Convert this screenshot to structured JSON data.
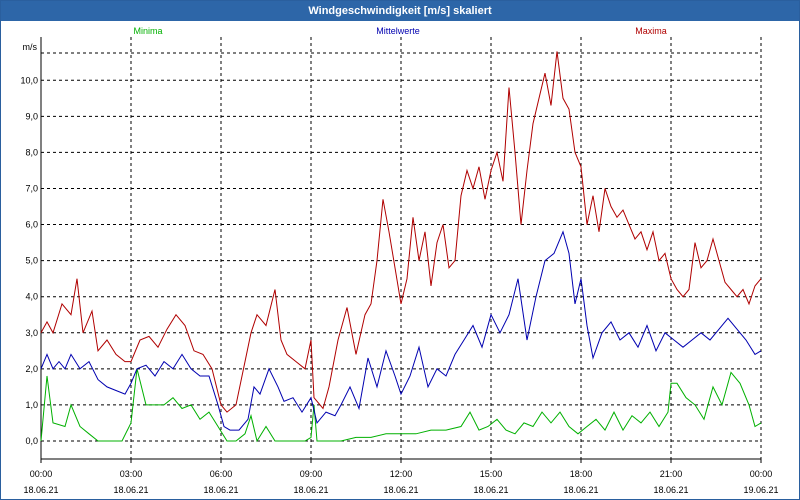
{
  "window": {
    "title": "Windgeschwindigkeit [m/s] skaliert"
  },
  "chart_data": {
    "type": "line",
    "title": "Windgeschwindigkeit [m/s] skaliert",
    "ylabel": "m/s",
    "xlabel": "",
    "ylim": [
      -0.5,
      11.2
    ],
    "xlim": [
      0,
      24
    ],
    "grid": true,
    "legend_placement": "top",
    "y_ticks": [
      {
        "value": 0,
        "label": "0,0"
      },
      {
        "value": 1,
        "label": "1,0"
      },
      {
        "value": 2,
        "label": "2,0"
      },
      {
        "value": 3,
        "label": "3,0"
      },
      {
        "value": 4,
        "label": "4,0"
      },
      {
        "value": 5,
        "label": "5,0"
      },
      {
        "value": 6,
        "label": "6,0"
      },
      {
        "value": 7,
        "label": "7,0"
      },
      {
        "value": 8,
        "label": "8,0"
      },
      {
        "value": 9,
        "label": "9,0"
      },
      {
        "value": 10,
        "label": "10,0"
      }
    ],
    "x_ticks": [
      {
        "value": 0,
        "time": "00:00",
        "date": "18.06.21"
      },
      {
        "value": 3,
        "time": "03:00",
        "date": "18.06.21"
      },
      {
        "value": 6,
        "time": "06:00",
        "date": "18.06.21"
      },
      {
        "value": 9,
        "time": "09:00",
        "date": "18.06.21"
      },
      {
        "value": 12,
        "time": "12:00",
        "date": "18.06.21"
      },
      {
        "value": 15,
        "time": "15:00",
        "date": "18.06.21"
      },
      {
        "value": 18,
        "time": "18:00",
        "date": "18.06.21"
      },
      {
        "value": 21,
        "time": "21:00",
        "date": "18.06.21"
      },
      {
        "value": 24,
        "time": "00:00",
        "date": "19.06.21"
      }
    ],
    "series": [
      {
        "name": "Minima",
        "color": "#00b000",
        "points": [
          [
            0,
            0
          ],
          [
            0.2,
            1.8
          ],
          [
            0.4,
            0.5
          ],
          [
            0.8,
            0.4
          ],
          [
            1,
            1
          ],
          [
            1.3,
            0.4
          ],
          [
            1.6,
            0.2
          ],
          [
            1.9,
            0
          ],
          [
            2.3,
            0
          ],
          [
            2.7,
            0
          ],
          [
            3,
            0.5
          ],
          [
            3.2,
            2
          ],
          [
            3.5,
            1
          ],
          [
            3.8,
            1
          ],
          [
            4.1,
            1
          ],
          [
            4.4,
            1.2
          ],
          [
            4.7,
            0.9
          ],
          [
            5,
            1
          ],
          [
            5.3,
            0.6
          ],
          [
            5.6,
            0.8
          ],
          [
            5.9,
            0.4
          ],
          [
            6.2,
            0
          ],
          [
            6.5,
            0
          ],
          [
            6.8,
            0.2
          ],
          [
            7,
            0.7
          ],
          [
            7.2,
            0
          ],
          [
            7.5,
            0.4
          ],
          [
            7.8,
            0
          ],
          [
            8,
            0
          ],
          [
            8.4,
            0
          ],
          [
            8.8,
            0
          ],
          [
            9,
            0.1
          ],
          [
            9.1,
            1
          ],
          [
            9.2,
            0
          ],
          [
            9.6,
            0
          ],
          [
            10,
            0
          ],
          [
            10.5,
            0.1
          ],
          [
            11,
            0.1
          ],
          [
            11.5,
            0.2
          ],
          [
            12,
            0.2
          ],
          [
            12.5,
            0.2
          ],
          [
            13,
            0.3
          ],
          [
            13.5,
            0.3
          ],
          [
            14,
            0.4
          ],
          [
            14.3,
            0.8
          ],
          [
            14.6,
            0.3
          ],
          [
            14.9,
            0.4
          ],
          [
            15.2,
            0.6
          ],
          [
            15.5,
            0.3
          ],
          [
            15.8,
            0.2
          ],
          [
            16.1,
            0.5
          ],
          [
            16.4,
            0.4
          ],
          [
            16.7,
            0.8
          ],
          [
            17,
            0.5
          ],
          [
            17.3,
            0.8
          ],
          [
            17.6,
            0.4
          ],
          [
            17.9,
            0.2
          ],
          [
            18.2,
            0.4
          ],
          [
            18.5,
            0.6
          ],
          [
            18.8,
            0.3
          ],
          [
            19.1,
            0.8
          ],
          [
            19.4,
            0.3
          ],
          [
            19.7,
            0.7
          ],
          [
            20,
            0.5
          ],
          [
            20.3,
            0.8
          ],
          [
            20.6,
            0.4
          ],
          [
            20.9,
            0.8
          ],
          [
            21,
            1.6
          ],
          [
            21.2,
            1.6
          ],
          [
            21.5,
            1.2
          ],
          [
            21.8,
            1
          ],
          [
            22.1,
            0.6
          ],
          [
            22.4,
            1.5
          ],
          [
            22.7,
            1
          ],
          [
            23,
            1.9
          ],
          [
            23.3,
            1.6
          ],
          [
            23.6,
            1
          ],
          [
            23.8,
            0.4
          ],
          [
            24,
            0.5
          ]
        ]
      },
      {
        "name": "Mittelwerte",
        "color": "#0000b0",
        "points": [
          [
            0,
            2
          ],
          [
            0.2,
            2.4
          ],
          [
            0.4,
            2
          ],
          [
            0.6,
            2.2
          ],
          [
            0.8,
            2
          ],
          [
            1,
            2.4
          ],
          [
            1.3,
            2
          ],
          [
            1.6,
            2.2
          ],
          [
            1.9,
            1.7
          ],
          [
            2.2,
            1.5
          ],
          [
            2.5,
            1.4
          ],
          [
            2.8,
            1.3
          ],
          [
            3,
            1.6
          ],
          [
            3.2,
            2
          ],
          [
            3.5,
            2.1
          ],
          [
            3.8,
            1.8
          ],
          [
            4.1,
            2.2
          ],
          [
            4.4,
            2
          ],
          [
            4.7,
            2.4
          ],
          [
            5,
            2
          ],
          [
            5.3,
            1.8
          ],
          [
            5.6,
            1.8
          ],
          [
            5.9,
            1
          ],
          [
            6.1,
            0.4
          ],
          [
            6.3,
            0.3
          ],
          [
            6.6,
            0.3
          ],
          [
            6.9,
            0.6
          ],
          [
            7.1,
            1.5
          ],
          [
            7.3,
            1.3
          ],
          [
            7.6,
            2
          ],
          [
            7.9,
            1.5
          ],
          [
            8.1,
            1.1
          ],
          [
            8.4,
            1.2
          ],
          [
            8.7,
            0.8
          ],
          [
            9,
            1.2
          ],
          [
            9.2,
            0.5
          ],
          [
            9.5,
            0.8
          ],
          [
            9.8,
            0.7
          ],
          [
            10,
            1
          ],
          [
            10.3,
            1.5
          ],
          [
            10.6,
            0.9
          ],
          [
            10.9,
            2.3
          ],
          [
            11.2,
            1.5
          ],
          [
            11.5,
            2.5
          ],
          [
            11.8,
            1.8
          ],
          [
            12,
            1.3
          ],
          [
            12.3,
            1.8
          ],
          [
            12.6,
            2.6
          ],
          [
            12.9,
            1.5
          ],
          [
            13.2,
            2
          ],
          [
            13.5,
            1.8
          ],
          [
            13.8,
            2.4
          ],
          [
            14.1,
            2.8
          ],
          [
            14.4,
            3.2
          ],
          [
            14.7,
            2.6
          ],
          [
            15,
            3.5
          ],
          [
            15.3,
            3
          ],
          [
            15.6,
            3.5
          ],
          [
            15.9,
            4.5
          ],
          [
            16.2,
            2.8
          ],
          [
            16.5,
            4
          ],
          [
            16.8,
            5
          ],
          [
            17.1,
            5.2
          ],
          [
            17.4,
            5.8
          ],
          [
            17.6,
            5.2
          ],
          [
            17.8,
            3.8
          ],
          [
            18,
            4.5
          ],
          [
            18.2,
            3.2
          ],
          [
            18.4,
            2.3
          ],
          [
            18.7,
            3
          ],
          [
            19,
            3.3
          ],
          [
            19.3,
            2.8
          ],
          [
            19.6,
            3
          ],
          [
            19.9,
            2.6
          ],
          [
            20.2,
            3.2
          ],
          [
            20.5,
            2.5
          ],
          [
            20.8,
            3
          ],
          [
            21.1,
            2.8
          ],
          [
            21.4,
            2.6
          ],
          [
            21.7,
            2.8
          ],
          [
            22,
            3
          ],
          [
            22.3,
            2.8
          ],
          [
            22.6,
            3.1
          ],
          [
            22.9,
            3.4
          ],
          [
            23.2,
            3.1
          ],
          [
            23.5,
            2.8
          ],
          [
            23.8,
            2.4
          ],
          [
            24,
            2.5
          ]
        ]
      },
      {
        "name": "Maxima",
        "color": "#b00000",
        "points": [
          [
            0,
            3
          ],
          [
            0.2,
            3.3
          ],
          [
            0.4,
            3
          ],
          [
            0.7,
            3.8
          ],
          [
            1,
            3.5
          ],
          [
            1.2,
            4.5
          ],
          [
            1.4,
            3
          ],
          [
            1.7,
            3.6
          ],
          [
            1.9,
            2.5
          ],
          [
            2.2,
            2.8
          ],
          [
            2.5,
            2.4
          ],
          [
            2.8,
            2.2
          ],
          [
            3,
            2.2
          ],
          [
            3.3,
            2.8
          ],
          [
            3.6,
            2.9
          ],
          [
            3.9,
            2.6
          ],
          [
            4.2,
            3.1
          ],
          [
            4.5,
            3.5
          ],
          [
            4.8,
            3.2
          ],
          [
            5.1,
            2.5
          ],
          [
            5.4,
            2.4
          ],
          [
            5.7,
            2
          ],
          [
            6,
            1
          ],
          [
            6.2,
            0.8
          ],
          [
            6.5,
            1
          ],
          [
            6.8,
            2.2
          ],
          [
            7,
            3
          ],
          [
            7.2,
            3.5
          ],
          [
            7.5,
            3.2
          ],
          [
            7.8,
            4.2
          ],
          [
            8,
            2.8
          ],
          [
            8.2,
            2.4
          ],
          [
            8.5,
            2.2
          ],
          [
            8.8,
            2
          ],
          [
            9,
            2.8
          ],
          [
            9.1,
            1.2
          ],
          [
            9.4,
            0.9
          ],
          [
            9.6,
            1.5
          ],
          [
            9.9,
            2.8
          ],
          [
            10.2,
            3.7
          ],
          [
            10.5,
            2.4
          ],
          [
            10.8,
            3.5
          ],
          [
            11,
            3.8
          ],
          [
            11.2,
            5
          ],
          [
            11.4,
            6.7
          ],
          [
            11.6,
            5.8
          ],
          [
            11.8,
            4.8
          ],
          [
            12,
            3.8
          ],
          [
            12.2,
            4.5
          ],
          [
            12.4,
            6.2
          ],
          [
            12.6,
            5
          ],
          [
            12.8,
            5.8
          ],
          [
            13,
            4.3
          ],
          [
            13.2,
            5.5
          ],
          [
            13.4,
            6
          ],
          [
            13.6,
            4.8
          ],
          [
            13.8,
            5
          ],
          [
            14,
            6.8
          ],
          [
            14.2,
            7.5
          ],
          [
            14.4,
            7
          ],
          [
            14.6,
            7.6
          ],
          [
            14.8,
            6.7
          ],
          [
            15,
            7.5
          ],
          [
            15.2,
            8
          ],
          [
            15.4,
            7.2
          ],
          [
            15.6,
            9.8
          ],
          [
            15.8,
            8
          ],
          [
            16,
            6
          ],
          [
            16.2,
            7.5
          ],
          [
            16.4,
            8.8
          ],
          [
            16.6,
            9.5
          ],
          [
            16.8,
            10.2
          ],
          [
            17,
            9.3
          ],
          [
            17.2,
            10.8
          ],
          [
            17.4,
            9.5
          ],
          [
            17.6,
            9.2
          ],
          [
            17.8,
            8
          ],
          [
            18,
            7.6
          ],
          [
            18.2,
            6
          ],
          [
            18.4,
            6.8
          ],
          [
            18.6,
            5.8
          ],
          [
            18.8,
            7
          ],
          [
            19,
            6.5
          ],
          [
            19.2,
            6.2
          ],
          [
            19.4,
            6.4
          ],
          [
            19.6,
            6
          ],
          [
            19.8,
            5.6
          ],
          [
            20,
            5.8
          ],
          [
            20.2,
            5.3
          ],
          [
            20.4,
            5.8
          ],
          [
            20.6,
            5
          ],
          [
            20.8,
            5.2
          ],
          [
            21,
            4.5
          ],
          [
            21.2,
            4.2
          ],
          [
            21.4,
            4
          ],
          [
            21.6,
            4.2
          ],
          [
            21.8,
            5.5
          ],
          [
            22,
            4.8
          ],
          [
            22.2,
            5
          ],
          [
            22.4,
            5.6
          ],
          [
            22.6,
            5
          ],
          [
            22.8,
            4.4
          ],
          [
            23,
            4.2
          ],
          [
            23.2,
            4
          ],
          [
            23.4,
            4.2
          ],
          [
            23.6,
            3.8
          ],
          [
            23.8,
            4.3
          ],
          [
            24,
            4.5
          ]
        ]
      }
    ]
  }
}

+ + + + +

▶ _STATED EXERCISE_: State how many lines hold the word "title". The number is the whole answer.

▶ _WRITTEN RESPONSE_: 2